● THE TASK:
Write the data out again exactly, dropping any images it holds.

● RECORDS SUPPLIED:
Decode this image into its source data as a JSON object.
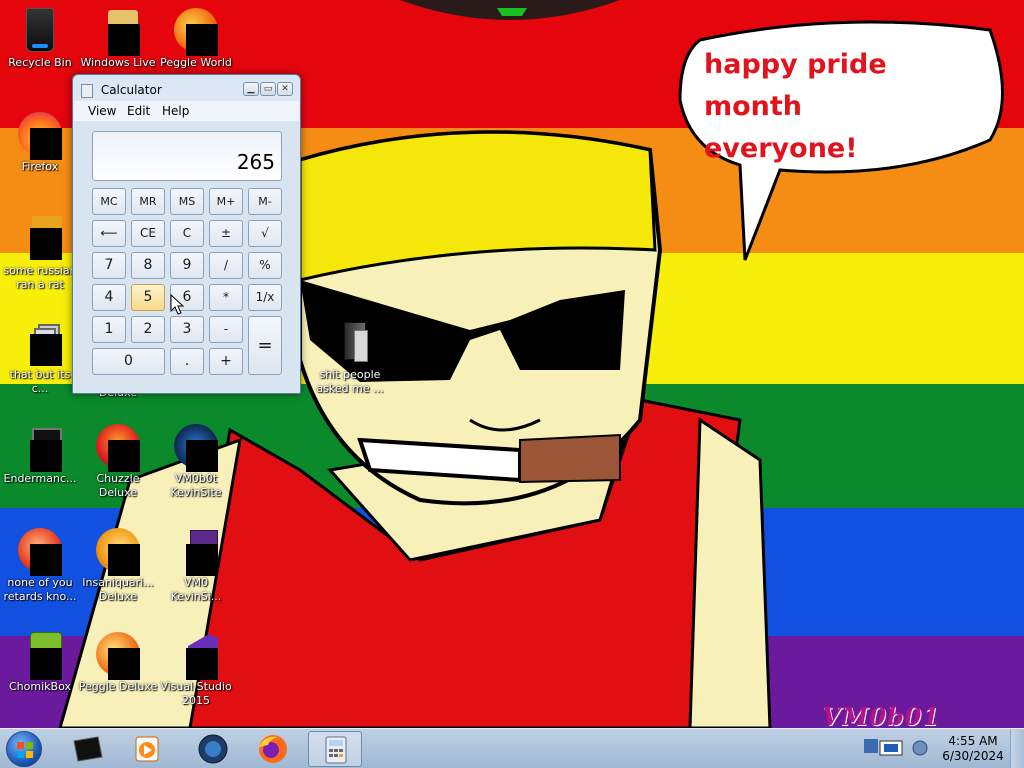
{
  "wallpaper": {
    "speech_bubble_lines": [
      "happy pride month",
      "everyone!"
    ],
    "signature": "VM0b01"
  },
  "desktop_icons": [
    {
      "label": "Recycle Bin"
    },
    {
      "label": "Windows Live"
    },
    {
      "label": "Peggle World"
    },
    {
      "label": "Firefox"
    },
    {
      "label": "some russian\nran a rat"
    },
    {
      "label": "that but its c..."
    },
    {
      "label": "Deluxe"
    },
    {
      "label": "shit people\nasked me ..."
    },
    {
      "label": "Endermanc..."
    },
    {
      "label": "Chuzzle\nDeluxe"
    },
    {
      "label": "VM0b0t\nKevinSite"
    },
    {
      "label": "none of you\nretards kno..."
    },
    {
      "label": "Insaniquari...\nDeluxe"
    },
    {
      "label": "VM0\nKevinSi..."
    },
    {
      "label": "ChomikBox"
    },
    {
      "label": "Peggle Deluxe"
    },
    {
      "label": "Visual Studio\n2015"
    }
  ],
  "calculator": {
    "title": "Calculator",
    "menu": [
      "View",
      "Edit",
      "Help"
    ],
    "display": "265",
    "buttons": {
      "mc": "MC",
      "mr": "MR",
      "ms": "MS",
      "mplus": "M+",
      "mminus": "M-",
      "back": "⟵",
      "ce": "CE",
      "c": "C",
      "plusminus": "±",
      "sqrt": "√",
      "n7": "7",
      "n8": "8",
      "n9": "9",
      "div": "/",
      "pct": "%",
      "n4": "4",
      "n5": "5",
      "n6": "6",
      "mul": "*",
      "recip": "1/x",
      "n1": "1",
      "n2": "2",
      "n3": "3",
      "sub": "-",
      "eq": "=",
      "n0": "0",
      "dot": ".",
      "add": "+"
    },
    "window_buttons": {
      "minimize": "▁",
      "maximize": "▭",
      "close": "✕"
    }
  },
  "taskbar": {
    "clock_time": "4:55 AM",
    "clock_date": "6/30/2024"
  }
}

● FINAL RESULT:
Decode this image into its source data as a JSON object.
{
  "wallpaper": {
    "speech_bubble_lines": [
      "happy pride month",
      "everyone!"
    ],
    "signature": "VM0b01"
  },
  "desktop_icons": [
    {
      "label": "Recycle Bin"
    },
    {
      "label": "Windows Live"
    },
    {
      "label": "Peggle World"
    },
    {
      "label": "Firefox"
    },
    {
      "label": "some russian\nran a rat"
    },
    {
      "label": "that but its c..."
    },
    {
      "label": "Deluxe"
    },
    {
      "label": "shit people\nasked me ..."
    },
    {
      "label": "Endermanc..."
    },
    {
      "label": "Chuzzle\nDeluxe"
    },
    {
      "label": "VM0b0t\nKevinSite"
    },
    {
      "label": "none of you\nretards kno..."
    },
    {
      "label": "Insaniquari...\nDeluxe"
    },
    {
      "label": "VM0\nKevinSi..."
    },
    {
      "label": "ChomikBox"
    },
    {
      "label": "Peggle Deluxe"
    },
    {
      "label": "Visual Studio\n2015"
    }
  ],
  "calculator": {
    "title": "Calculator",
    "menu": [
      "View",
      "Edit",
      "Help"
    ],
    "display": "265",
    "buttons": {
      "mc": "MC",
      "mr": "MR",
      "ms": "MS",
      "mplus": "M+",
      "mminus": "M-",
      "back": "⟵",
      "ce": "CE",
      "c": "C",
      "plusminus": "±",
      "sqrt": "√",
      "n7": "7",
      "n8": "8",
      "n9": "9",
      "div": "/",
      "pct": "%",
      "n4": "4",
      "n5": "5",
      "n6": "6",
      "mul": "*",
      "recip": "1/x",
      "n1": "1",
      "n2": "2",
      "n3": "3",
      "sub": "-",
      "eq": "=",
      "n0": "0",
      "dot": ".",
      "add": "+"
    },
    "window_buttons": {
      "minimize": "▁",
      "maximize": "▭",
      "close": "✕"
    }
  },
  "taskbar": {
    "clock_time": "4:55 AM",
    "clock_date": "6/30/2024"
  }
}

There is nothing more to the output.